Records:
=-=-=-=-=
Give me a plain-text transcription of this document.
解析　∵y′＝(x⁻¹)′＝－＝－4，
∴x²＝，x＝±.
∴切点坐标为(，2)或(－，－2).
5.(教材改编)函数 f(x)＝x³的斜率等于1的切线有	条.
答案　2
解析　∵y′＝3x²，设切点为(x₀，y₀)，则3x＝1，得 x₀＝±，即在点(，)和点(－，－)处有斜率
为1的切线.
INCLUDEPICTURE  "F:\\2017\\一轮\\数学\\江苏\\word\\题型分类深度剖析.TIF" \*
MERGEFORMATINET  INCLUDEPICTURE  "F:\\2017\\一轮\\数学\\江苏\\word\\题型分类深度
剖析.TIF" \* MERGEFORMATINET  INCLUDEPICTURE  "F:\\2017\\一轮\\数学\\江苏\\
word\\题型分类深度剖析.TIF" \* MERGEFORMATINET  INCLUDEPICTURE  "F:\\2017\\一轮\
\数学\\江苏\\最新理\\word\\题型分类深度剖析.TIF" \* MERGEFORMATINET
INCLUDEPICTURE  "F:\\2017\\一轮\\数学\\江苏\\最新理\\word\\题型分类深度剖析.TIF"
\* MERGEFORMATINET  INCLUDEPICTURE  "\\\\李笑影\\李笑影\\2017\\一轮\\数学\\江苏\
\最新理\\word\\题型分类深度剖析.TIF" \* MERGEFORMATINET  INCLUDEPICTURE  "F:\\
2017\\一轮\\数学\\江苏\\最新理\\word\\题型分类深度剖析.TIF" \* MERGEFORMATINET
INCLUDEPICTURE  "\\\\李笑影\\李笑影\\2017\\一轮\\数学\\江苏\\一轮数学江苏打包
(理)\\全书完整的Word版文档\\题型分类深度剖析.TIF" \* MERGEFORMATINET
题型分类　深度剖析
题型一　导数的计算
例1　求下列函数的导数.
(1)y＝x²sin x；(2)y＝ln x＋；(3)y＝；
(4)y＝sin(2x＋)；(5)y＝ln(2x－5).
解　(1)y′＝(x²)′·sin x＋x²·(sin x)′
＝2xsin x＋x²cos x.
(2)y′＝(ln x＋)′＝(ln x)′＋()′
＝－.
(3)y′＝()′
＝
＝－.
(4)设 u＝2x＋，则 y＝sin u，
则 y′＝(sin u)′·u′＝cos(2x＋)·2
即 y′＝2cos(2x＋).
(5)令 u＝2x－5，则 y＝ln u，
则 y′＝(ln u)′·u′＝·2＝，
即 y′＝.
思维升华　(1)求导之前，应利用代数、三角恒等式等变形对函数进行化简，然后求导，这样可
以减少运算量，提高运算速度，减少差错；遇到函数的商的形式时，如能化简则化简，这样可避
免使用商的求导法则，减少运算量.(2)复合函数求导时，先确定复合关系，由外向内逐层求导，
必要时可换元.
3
=-=-=-=-=
**WHAT THIS TASK INVOLVES**: Look through the entries above; copy each line where the string "题型分类深度剖析" appears.

**EXERCISE ANSWER**:
INCLUDEPICTURE  "F:\\2017\\一轮\\数学\\江苏\\word\\题型分类深度剖析.TIF" \*
word\\题型分类深度剖析.TIF" \* MERGEFORMATINET  INCLUDEPICTURE  "F:\\2017\\一轮\
\数学\\江苏\\最新理\\word\\题型分类深度剖析.TIF" \* MERGEFORMATINET
INCLUDEPICTURE  "F:\\2017\\一轮\\数学\\江苏\\最新理\\word\\题型分类深度剖析.TIF"
\最新理\\word\\题型分类深度剖析.TIF" \* MERGEFORMATINET  INCLUDEPICTURE  "F:\\
2017\\一轮\\数学\\江苏\\最新理\\word\\题型分类深度剖析.TIF" \* MERGEFORMATINET
(理)\\全书完整的Word版文档\\题型分类深度剖析.TIF" \* MERGEFORMATINET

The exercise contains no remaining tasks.